>> begin DATA LINES
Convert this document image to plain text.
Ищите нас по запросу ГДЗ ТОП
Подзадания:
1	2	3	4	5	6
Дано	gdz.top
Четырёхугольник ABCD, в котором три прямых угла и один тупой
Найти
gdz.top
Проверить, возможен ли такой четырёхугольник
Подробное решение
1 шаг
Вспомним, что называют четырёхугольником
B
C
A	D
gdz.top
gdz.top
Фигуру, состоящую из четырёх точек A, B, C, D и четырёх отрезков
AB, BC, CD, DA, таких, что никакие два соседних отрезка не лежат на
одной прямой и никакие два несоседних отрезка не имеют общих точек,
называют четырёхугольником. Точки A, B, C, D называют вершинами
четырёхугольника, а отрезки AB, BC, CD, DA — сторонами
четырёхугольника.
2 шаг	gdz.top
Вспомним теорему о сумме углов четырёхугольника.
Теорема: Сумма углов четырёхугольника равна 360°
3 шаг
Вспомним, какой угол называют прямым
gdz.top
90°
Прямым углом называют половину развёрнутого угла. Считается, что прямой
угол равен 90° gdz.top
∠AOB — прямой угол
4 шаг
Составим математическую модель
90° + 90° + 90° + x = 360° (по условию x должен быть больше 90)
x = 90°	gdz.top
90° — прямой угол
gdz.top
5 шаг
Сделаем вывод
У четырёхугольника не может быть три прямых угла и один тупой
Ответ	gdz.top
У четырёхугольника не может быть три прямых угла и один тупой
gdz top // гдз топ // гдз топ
>> end DATA LINES
Your task is to extract all of the records exactly.

ANSWER:
Convert this document image to plain text.
Ищите нас по запросу ГДЗ ТОП
Подзадания:
1	2	3	4	5	6
Дано	gdz.top
Четырёхугольник ABCD, в котором три прямых угла и один тупой
Найти
gdz.top
Проверить, возможен ли такой четырёхугольник
Подробное решение
1 шаг
Вспомним, что называют четырёхугольником
B
C
A	D
gdz.top
gdz.top
Фигуру, состоящую из четырёх точек A, B, C, D и четырёх отрезков
AB, BC, CD, DA, таких, что никакие два соседних отрезка не лежат на
одной прямой и никакие два несоседних отрезка не имеют общих точек,
называют четырёхугольником. Точки A, B, C, D называют вершинами
четырёхугольника, а отрезки AB, BC, CD, DA — сторонами
четырёхугольника.
2 шаг	gdz.top
Вспомним теорему о сумме углов четырёхугольника.
Теорема: Сумма углов четырёхугольника равна 360°
3 шаг
Вспомним, какой угол называют прямым
gdz.top
90°
Прямым углом называют половину развёрнутого угла. Считается, что прямой
угол равен 90° gdz.top
∠AOB — прямой угол
4 шаг
Составим математическую модель
90° + 90° + 90° + x = 360° (по условию x должен быть больше 90)
x = 90°	gdz.top
90° — прямой угол
gdz.top
5 шаг
Сделаем вывод
У четырёхугольника не может быть три прямых угла и один тупой
Ответ	gdz.top
У четырёхугольника не может быть три прямых угла и один тупой
gdz top // гдз топ // гдз топ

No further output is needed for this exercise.